**Job**
Format the lines as a numbered list, starting with the line containing "tab-color[interactable]: Цвет (434, 104, 483, 128)" and continuing through the line containing "sidebar-item-label: Еще (36, 608, 59, 620)", both included. Omit blank lines and any lines outside that range.

**Supplied information**
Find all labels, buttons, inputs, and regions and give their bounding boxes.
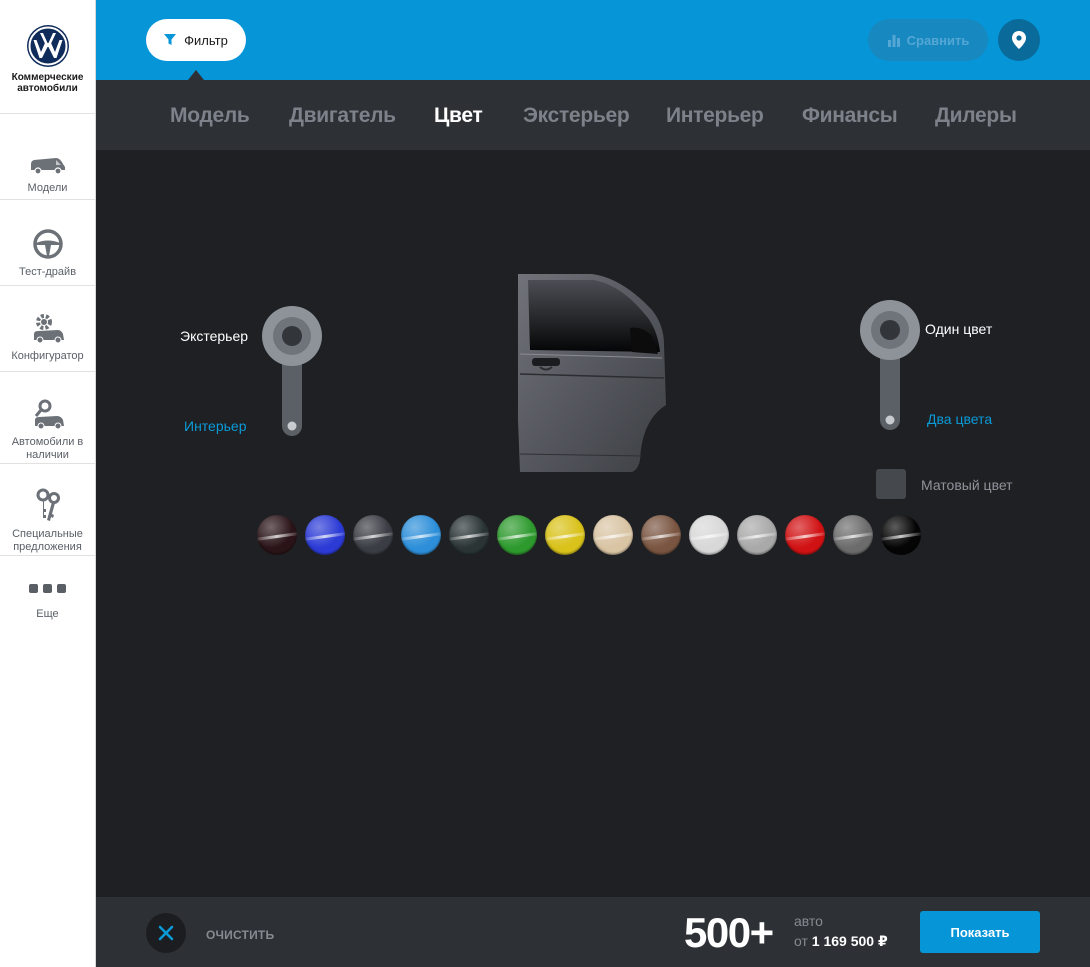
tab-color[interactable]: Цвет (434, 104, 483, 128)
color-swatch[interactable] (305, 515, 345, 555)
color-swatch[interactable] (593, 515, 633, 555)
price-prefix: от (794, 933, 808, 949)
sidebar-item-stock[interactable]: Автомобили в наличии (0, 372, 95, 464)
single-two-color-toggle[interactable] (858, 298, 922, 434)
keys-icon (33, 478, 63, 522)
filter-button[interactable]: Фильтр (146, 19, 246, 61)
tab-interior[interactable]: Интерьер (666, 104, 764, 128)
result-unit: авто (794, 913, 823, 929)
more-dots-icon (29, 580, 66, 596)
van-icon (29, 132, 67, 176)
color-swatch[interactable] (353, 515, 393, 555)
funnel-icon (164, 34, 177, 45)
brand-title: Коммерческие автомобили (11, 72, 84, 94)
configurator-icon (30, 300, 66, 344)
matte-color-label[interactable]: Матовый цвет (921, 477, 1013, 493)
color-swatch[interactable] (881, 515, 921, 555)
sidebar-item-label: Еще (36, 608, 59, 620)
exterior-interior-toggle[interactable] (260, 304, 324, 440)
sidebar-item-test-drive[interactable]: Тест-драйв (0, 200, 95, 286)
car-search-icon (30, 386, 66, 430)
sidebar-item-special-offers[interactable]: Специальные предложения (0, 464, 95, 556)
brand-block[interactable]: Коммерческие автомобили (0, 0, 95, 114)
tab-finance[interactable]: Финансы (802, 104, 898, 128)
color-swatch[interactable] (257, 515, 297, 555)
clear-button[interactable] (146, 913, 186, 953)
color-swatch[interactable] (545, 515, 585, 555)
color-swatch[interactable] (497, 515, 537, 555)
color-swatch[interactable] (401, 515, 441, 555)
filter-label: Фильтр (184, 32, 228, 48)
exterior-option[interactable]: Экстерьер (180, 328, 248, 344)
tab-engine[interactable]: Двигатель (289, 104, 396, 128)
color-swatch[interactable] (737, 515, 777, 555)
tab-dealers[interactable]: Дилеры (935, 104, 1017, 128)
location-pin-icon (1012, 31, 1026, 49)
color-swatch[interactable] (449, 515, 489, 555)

**Answer for the task**
1. tab-color[interactable]: Цвет (434, 104, 483, 128)
2. color-swatch[interactable] (305, 515, 345, 555)
3. color-swatch[interactable] (593, 515, 633, 555)
4. price-prefix: от (794, 933, 808, 949)
5. sidebar-item-stock[interactable]: Автомобили в наличии (0, 372, 95, 464)
6. single-two-color-toggle[interactable] (858, 298, 922, 434)
7. keys-icon (33, 478, 63, 522)
8. filter-button[interactable]: Фильтр (146, 19, 246, 61)
9. tab-interior[interactable]: Интерьер (666, 104, 764, 128)
10. result-unit: авто (794, 913, 823, 929)
11. more-dots-icon (29, 580, 66, 596)
12. van-icon (29, 132, 67, 176)
13. color-swatch[interactable] (353, 515, 393, 555)
14. funnel-icon (164, 34, 177, 45)
15. brand-title: Коммерческие автомобили (11, 72, 84, 94)
16. configurator-icon (30, 300, 66, 344)
17. matte-color-label[interactable]: Матовый цвет (921, 477, 1013, 493)
18. color-swatch[interactable] (881, 515, 921, 555)
19. sidebar-item-label: Еще (36, 608, 59, 620)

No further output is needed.